Collection entries
»»

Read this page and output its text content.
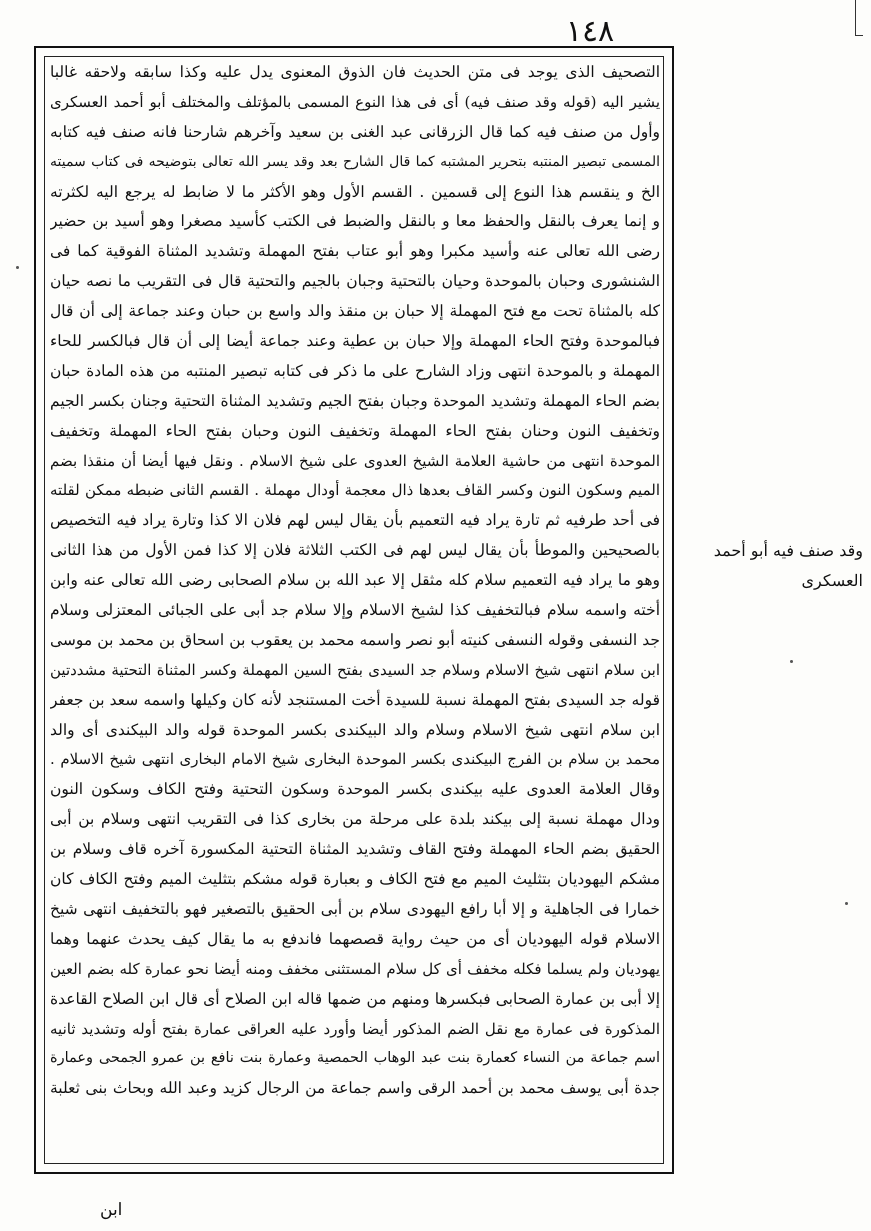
١٤٨
التصحيف الذى يوجد فى متن الحديث فان الذوق المعنوى يدل عليه وكذا سابقه ولاحقه غالبا
يشير اليه (قوله وقد صنف فيه) أى فى هذا النوع المسمى بالمؤتلف والمختلف أبو أحمد العسكرى
وأول من صنف فيه كما قال الزرقانى عبد الغنى بن سعيد وآخرهم شارحنا فانه صنف فيه كتابه
المسمى تبصير المنتبه بتحرير المشتبه كما قال الشارح بعد وقد يسر الله تعالى بتوضيحه فى كتاب سميته
الخ و ينقسم هذا النوع إلى قسمين . القسم الأول وهو الأكثر ما لا ضابط له يرجع اليه لكثرته
و إنما يعرف بالنقل والحفظ معا و بالنقل والضبط فى الكتب كأسيد مصغرا وهو أسيد بن حضير
رضى الله تعالى عنه وأسيد مكبرا وهو أبو عتاب بفتح المهملة وتشديد المثناة الفوقية كما فى
الشنشورى وحبان بالموحدة وحيان بالتحتية وجبان بالجيم والتحتية قال فى التقريب ما نصه حيان
كله بالمثناة تحت مع فتح المهملة إلا حبان بن منقذ والد واسع بن حبان وعند جماعة إلى أن قال
فبالموحدة وفتح الحاء المهملة وإلا حبان بن عطية وعند جماعة أيضا إلى أن قال فبالكسر للحاء
المهملة و بالموحدة انتهى وزاد الشارح على ما ذكر فى كتابه تبصير المنتبه من هذه المادة حبان
بضم الحاء المهملة وتشديد الموحدة وجبان بفتح الجيم وتشديد المثناة التحتية وجنان بكسر الجيم
وتخفيف النون وحنان بفتح الحاء المهملة وتخفيف النون وحبان بفتح الحاء المهملة وتخفيف
الموحدة انتهى من حاشية العلامة الشيخ العدوى على شيخ الاسلام . ونقل فيها أيضا أن منقذا بضم
الميم وسكون النون وكسر القاف بعدها ذال معجمة أودال مهملة . القسم الثانى ضبطه ممكن لقلته
فى أحد طرفيه ثم تارة يراد فيه التعميم بأن يقال ليس لهم فلان الا كذا وتارة يراد فيه التخصيص
بالصحيحين والموطأ بأن يقال ليس لهم فى الكتب الثلاثة فلان إلا كذا فمن الأول من هذا الثانى
وهو ما يراد فيه التعميم سلام كله مثقل إلا عبد الله بن سلام الصحابى رضى الله تعالى عنه وابن
أخته واسمه سلام فبالتخفيف كذا لشيخ الاسلام وإلا سلام جد أبى على الجبائى المعتزلى وسلام
جد النسفى وقوله النسفى كنيته أبو نصر واسمه محمد بن يعقوب بن اسحاق بن محمد بن موسى
ابن سلام انتهى شيخ الاسلام وسلام جد السيدى بفتح السين المهملة وكسر المثناة التحتية مشددتين
قوله جد السيدى بفتح المهملة نسبة للسيدة أخت المستنجد لأنه كان وكيلها واسمه سعد بن جعفر
ابن سلام انتهى شيخ الاسلام وسلام والد البيكندى بكسر الموحدة قوله والد البيكندى أى والد
محمد بن سلام بن الفرج البيكندى بكسر الموحدة البخارى شيخ الامام البخارى انتهى شيخ الاسلام .
وقال العلامة العدوى عليه بيكندى بكسر الموحدة وسكون التحتية وفتح الكاف وسكون النون
ودال مهملة نسبة إلى بيكند بلدة على مرحلة من بخارى كذا فى التقريب انتهى وسلام بن أبى
الحقيق بضم الحاء المهملة وفتح القاف وتشديد المثناة التحتية المكسورة آخره قاف وسلام بن
مشكم اليهوديان بتثليث الميم مع فتح الكاف و بعبارة قوله مشكم بتثليث الميم وفتح الكاف كان
خمارا فى الجاهلية و إلا أبا رافع اليهودى سلام بن أبى الحقيق بالتصغير فهو بالتخفيف انتهى شيخ
الاسلام قوله اليهوديان أى من حيث رواية قصصهما فاندفع به ما يقال كيف يحدث عنهما وهما
يهوديان ولم يسلما فكله مخفف أى كل سلام المستثنى مخفف ومنه أيضا نحو عمارة كله بضم العين
إلا أبى بن عمارة الصحابى فبكسرها ومنهم من ضمها قاله ابن الصلاح أى قال ابن الصلاح القاعدة
المذكورة فى عمارة مع نقل الضم المذكور أيضا وأورد عليه العراقى عمارة بفتح أوله وتشديد ثانيه
اسم جماعة من النساء كعمارة بنت عبد الوهاب الحمصية وعمارة بنت نافع بن عمرو الجمحى وعمارة
جدة أبى يوسف محمد بن أحمد الرقى واسم جماعة من الرجال كزيد وعبد الله وبحاث بنى ثعلبة
وقد صنف فيه أبو أحمد
العسكرى
ابن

««

Requirement
Gather up, from the records above, each line where the word "عليه" appears.

Worked answer
التصحيف الذى يوجد فى متن الحديث فان الذوق المعنوى يدل عليه وكذا سابقه ولاحقه غالبا
وقال العلامة العدوى عليه بيكندى بكسر الموحدة وسكون التحتية وفتح الكاف وسكون النون
المذكورة فى عمارة مع نقل الضم المذكور أيضا وأورد عليه العراقى عمارة بفتح أوله وتشديد ثانيه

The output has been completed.